#### PROBLEM TO WORK ON
Please lay out the lines of every row below as a numbered list, leaving out any blank lines.

------------------------------------

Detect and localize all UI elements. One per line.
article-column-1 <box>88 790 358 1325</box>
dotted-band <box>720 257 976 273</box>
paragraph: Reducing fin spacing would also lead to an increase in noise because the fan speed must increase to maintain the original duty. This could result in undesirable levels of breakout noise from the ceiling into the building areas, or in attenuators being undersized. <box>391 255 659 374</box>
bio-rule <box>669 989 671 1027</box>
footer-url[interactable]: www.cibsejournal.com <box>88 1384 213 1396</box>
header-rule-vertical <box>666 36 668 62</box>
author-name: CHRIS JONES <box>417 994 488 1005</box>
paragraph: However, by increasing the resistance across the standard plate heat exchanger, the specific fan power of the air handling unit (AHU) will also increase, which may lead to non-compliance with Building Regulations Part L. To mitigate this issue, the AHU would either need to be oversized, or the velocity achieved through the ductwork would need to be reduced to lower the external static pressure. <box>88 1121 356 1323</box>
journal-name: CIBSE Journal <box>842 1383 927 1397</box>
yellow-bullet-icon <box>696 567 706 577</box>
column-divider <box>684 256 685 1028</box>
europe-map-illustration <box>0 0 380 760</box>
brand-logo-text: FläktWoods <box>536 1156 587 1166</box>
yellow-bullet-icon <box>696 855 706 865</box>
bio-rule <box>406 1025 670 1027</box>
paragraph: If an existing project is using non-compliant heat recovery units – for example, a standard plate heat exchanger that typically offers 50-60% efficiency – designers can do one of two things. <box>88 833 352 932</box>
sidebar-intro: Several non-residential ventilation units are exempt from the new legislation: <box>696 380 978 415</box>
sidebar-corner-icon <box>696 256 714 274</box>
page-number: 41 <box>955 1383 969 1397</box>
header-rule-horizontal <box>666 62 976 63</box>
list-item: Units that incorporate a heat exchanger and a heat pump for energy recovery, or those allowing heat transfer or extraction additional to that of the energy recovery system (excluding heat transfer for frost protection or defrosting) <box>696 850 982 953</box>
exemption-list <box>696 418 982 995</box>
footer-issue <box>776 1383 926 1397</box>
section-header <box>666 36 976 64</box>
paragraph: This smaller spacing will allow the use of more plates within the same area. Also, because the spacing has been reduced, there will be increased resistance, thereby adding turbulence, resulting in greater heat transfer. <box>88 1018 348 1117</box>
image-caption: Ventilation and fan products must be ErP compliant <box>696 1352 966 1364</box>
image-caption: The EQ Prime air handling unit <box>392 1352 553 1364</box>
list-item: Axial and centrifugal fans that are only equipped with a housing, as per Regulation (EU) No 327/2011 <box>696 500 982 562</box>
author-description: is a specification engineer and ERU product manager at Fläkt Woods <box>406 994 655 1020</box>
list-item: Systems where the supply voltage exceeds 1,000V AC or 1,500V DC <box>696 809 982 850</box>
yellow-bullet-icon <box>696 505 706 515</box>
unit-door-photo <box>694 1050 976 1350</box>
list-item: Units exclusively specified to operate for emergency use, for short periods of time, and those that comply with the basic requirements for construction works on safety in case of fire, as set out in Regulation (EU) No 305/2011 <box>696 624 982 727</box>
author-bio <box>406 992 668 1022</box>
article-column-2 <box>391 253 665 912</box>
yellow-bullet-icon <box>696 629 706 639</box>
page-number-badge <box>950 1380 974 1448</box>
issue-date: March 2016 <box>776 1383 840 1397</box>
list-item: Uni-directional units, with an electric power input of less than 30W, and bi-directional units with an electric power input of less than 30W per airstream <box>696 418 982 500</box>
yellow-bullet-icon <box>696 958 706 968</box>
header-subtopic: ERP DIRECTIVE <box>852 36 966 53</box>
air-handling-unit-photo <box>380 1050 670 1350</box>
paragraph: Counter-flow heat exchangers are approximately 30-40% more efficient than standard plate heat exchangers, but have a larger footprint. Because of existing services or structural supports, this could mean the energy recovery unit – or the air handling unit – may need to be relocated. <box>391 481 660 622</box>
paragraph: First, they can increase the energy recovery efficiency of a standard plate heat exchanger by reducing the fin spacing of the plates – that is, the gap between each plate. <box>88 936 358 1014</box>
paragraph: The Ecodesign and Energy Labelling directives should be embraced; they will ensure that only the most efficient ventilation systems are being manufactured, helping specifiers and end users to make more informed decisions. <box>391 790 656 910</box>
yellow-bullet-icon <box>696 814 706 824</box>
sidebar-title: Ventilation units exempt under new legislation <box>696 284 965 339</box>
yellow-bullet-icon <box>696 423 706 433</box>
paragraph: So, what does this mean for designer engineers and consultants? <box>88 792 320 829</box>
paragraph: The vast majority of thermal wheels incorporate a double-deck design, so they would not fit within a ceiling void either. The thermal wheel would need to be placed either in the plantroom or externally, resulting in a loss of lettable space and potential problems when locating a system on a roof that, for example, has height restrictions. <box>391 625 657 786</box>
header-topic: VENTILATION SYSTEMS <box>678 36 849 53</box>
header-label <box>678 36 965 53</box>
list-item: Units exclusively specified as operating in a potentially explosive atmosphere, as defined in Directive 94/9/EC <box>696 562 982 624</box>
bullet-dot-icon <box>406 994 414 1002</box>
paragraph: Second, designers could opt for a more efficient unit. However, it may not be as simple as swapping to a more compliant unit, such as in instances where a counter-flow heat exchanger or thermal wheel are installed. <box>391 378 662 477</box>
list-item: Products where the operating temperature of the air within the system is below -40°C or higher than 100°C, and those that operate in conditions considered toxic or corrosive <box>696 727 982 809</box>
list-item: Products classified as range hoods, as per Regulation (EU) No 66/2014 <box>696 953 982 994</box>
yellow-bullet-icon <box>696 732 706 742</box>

------------------------------------

#### THE RESPONSE
1. Detect and localize all UI elements. One per line.
2. article-column-1 <box>88 790 358 1325</box>
3. dotted-band <box>720 257 976 273</box>
4. paragraph: Reducing fin spacing would also lead to an increase in noise because the fan speed must increase to maintain the original duty. This could result in undesirable levels of breakout noise from the ceiling into the building areas, or in attenuators being undersized. <box>391 255 659 374</box>
5. bio-rule <box>669 989 671 1027</box>
6. footer-url[interactable]: www.cibsejournal.com <box>88 1384 213 1396</box>
7. header-rule-vertical <box>666 36 668 62</box>
8. author-name: CHRIS JONES <box>417 994 488 1005</box>
9. paragraph: However, by increasing the resistance across the standard plate heat exchanger, the specific fan power of the air handling unit (AHU) will also increase, which may lead to non-compliance with Building Regulations Part L. To mitigate this issue, the AHU would either need to be oversized, or the velocity achieved through the ductwork would need to be reduced to lower the external static pressure. <box>88 1121 356 1323</box>
10. journal-name: CIBSE Journal <box>842 1383 927 1397</box>
11. yellow-bullet-icon <box>696 567 706 577</box>
12. column-divider <box>684 256 685 1028</box>
13. europe-map-illustration <box>0 0 380 760</box>
14. brand-logo-text: FläktWoods <box>536 1156 587 1166</box>
15. yellow-bullet-icon <box>696 855 706 865</box>
16. bio-rule <box>406 1025 670 1027</box>
17. paragraph: If an existing project is using non-compliant heat recovery units – for example, a standard plate heat exchanger that typically offers 50-60% efficiency – designers can do one of two things. <box>88 833 352 932</box>
18. sidebar-intro: Several non-residential ventilation units are exempt from the new legislation: <box>696 380 978 415</box>
19. sidebar-corner-icon <box>696 256 714 274</box>
20. page-number: 41 <box>955 1383 969 1397</box>
21. header-rule-horizontal <box>666 62 976 63</box>
22. list-item: Units that incorporate a heat exchanger and a heat pump for energy recovery, or those allowing heat transfer or extraction additional to that of the energy recovery system (excluding heat transfer for frost protection or defrosting) <box>696 850 982 953</box>
23. exemption-list <box>696 418 982 995</box>
24. footer-issue <box>776 1383 926 1397</box>
25. section-header <box>666 36 976 64</box>
26. paragraph: This smaller spacing will allow the use of more plates within the same area. Also, because the spacing has been reduced, there will be increased resistance, thereby adding turbulence, resulting in greater heat transfer. <box>88 1018 348 1117</box>
27. image-caption: Ventilation and fan products must be ErP compliant <box>696 1352 966 1364</box>
28. image-caption: The EQ Prime air handling unit <box>392 1352 553 1364</box>
29. list-item: Axial and centrifugal fans that are only equipped with a housing, as per Regulation (EU) No 327/2011 <box>696 500 982 562</box>
30. author-description: is a specification engineer and ERU product manager at Fläkt Woods <box>406 994 655 1020</box>
31. list-item: Systems where the supply voltage exceeds 1,000V AC or 1,500V DC <box>696 809 982 850</box>
32. yellow-bullet-icon <box>696 505 706 515</box>
33. unit-door-photo <box>694 1050 976 1350</box>
34. list-item: Units exclusively specified to operate for emergency use, for short periods of time, and those that comply with the basic requirements for construction works on safety in case of fire, as set out in Regulation (EU) No 305/2011 <box>696 624 982 727</box>
35. author-bio <box>406 992 668 1022</box>
36. article-column-2 <box>391 253 665 912</box>
37. yellow-bullet-icon <box>696 629 706 639</box>
38. page-number-badge <box>950 1380 974 1448</box>
39. issue-date: March 2016 <box>776 1383 840 1397</box>
40. list-item: Uni-directional units, with an electric power input of less than 30W, and bi-directional units with an electric power input of less than 30W per airstream <box>696 418 982 500</box>
41. yellow-bullet-icon <box>696 958 706 968</box>
42. header-subtopic: ERP DIRECTIVE <box>852 36 966 53</box>
43. air-handling-unit-photo <box>380 1050 670 1350</box>
44. paragraph: Counter-flow heat exchangers are approximately 30-40% more efficient than standard plate heat exchangers, but have a larger footprint. Because of existing services or structural supports, this could mean the energy recovery unit – or the air handling unit – may need to be relocated. <box>391 481 660 622</box>
45. paragraph: First, they can increase the energy recovery efficiency of a standard plate heat exchanger by reducing the fin spacing of the plates – that is, the gap between each plate. <box>88 936 358 1014</box>
46. paragraph: The Ecodesign and Energy Labelling directives should be embraced; they will ensure that only the most efficient ventilation systems are being manufactured, helping specifiers and end users to make more informed decisions. <box>391 790 656 910</box>
47. yellow-bullet-icon <box>696 814 706 824</box>
48. sidebar-title: Ventilation units exempt under new legislation <box>696 284 965 339</box>
49. yellow-bullet-icon <box>696 423 706 433</box>
50. paragraph: So, what does this mean for designer engineers and consultants? <box>88 792 320 829</box>
51. paragraph: The vast majority of thermal wheels incorporate a double-deck design, so they would not fit within a ceiling void either. The thermal wheel would need to be placed either in the plantroom or externally, resulting in a loss of lettable space and potential problems when locating a system on a roof that, for example, has height restrictions. <box>391 625 657 786</box>
52. header-topic: VENTILATION SYSTEMS <box>678 36 849 53</box>
53. header-label <box>678 36 965 53</box>
54. list-item: Units exclusively specified as operating in a potentially explosive atmosphere, as defined in Directive 94/9/EC <box>696 562 982 624</box>
55. bullet-dot-icon <box>406 994 414 1002</box>
56. paragraph: Second, designers could opt for a more efficient unit. However, it may not be as simple as swapping to a more compliant unit, such as in instances where a counter-flow heat exchanger or thermal wheel are installed. <box>391 378 662 477</box>
57. list-item: Products where the operating temperature of the air within the system is below -40°C or higher than 100°C, and those that operate in conditions considered toxic or corrosive <box>696 727 982 809</box>
58. list-item: Products classified as range hoods, as per Regulation (EU) No 66/2014 <box>696 953 982 994</box>
59. yellow-bullet-icon <box>696 732 706 742</box>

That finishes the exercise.